— Start of SUPPLIED DATA —
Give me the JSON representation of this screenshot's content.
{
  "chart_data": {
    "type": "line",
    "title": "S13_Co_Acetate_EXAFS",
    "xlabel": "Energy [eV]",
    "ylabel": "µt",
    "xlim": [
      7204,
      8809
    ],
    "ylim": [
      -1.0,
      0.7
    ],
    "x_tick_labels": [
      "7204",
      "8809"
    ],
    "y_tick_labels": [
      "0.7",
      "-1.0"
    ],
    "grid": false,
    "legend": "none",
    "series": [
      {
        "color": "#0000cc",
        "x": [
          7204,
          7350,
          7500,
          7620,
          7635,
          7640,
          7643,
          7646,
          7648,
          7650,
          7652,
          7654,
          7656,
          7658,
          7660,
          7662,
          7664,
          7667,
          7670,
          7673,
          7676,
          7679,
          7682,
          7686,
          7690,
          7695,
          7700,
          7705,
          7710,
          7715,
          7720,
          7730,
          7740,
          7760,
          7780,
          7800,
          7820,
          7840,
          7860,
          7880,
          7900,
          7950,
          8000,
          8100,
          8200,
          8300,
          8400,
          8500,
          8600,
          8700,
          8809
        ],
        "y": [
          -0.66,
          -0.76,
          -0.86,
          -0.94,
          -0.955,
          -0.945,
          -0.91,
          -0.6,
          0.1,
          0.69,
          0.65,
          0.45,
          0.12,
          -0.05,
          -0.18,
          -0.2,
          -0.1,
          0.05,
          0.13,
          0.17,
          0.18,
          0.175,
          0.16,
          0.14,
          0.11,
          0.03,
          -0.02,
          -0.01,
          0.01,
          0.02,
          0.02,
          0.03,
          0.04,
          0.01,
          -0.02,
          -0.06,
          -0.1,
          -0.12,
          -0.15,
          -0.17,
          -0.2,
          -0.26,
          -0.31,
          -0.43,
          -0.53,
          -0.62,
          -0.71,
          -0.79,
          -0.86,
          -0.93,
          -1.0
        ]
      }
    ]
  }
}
— End of SUPPLIED DATA —
WHAT YOU WILL DO -
Extract the complete listing above, reproducing each line exactly.

CORRECT RESPONSE -
Give me the JSON representation of this screenshot's content.
{
  "chart_data": {
    "type": "line",
    "title": "S13_Co_Acetate_EXAFS",
    "xlabel": "Energy [eV]",
    "ylabel": "µt",
    "xlim": [
      7204,
      8809
    ],
    "ylim": [
      -1.0,
      0.7
    ],
    "x_tick_labels": [
      "7204",
      "8809"
    ],
    "y_tick_labels": [
      "0.7",
      "-1.0"
    ],
    "grid": false,
    "legend": "none",
    "series": [
      {
        "color": "#0000cc",
        "x": [
          7204,
          7350,
          7500,
          7620,
          7635,
          7640,
          7643,
          7646,
          7648,
          7650,
          7652,
          7654,
          7656,
          7658,
          7660,
          7662,
          7664,
          7667,
          7670,
          7673,
          7676,
          7679,
          7682,
          7686,
          7690,
          7695,
          7700,
          7705,
          7710,
          7715,
          7720,
          7730,
          7740,
          7760,
          7780,
          7800,
          7820,
          7840,
          7860,
          7880,
          7900,
          7950,
          8000,
          8100,
          8200,
          8300,
          8400,
          8500,
          8600,
          8700,
          8809
        ],
        "y": [
          -0.66,
          -0.76,
          -0.86,
          -0.94,
          -0.955,
          -0.945,
          -0.91,
          -0.6,
          0.1,
          0.69,
          0.65,
          0.45,
          0.12,
          -0.05,
          -0.18,
          -0.2,
          -0.1,
          0.05,
          0.13,
          0.17,
          0.18,
          0.175,
          0.16,
          0.14,
          0.11,
          0.03,
          -0.02,
          -0.01,
          0.01,
          0.02,
          0.02,
          0.03,
          0.04,
          0.01,
          -0.02,
          -0.06,
          -0.1,
          -0.12,
          -0.15,
          -0.17,
          -0.2,
          -0.26,
          -0.31,
          -0.43,
          -0.53,
          -0.62,
          -0.71,
          -0.79,
          -0.86,
          -0.93,
          -1.0
        ]
      }
    ]
  }
}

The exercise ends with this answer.